=== WHAT IS EXPECTED ===
Each entry should be given again exactly, with any image left out.

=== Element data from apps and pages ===
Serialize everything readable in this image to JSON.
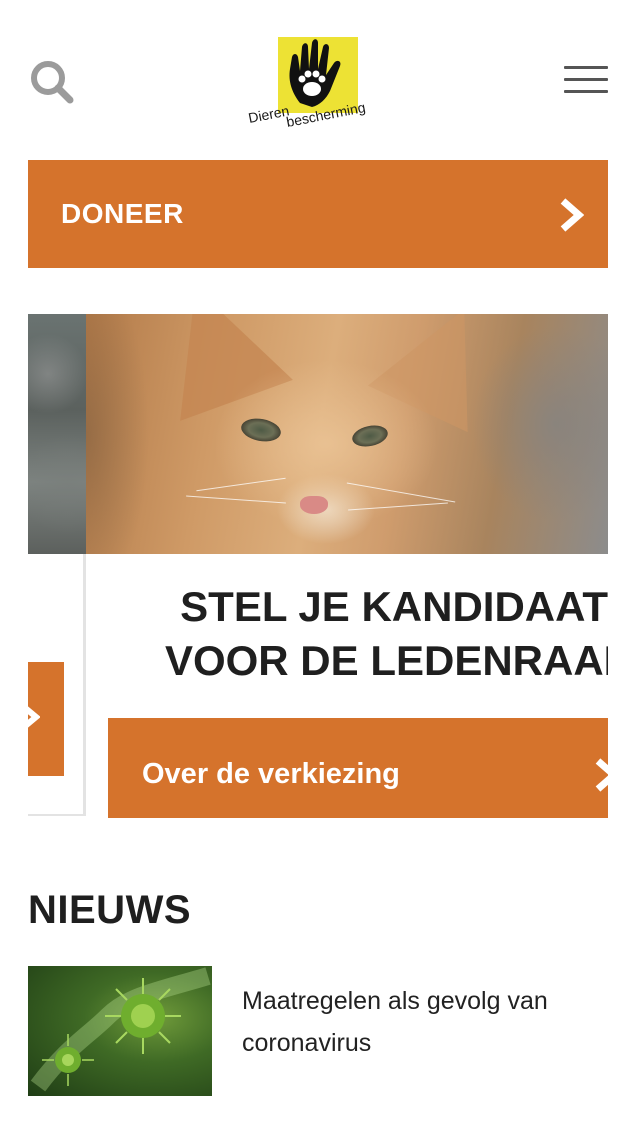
{
  "header": {
    "search_icon": "search-icon",
    "logo": {
      "line1": "Dieren",
      "line2": "bescherming",
      "color": "#ede234"
    },
    "menu_icon": "hamburger-menu-icon"
  },
  "donate": {
    "label": "DONEER",
    "icon": "chevron-right-icon",
    "color": "#d5732c"
  },
  "carousel": {
    "slide": {
      "title_line1": "STEL JE KANDIDAAT",
      "title_line2": "VOOR DE LEDENRAAD",
      "button_label": "Over de verkiezing",
      "image": "kitten-photo"
    }
  },
  "news": {
    "heading": "NIEUWS",
    "items": [
      {
        "title": "Maatregelen als gevolg van coronavirus",
        "image": "coronavirus-illustration"
      }
    ]
  }
}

=== SOLUTION ===
Serialize everything readable in this image to JSON.
{
  "header": {
    "search_icon": "search-icon",
    "logo": {
      "line1": "Dieren",
      "line2": "bescherming",
      "color": "#ede234"
    },
    "menu_icon": "hamburger-menu-icon"
  },
  "donate": {
    "label": "DONEER",
    "icon": "chevron-right-icon",
    "color": "#d5732c"
  },
  "carousel": {
    "slide": {
      "title_line1": "STEL JE KANDIDAAT",
      "title_line2": "VOOR DE LEDENRAAD",
      "button_label": "Over de verkiezing",
      "image": "kitten-photo"
    }
  },
  "news": {
    "heading": "NIEUWS",
    "items": [
      {
        "title": "Maatregelen als gevolg van coronavirus",
        "image": "coronavirus-illustration"
      }
    ]
  }
}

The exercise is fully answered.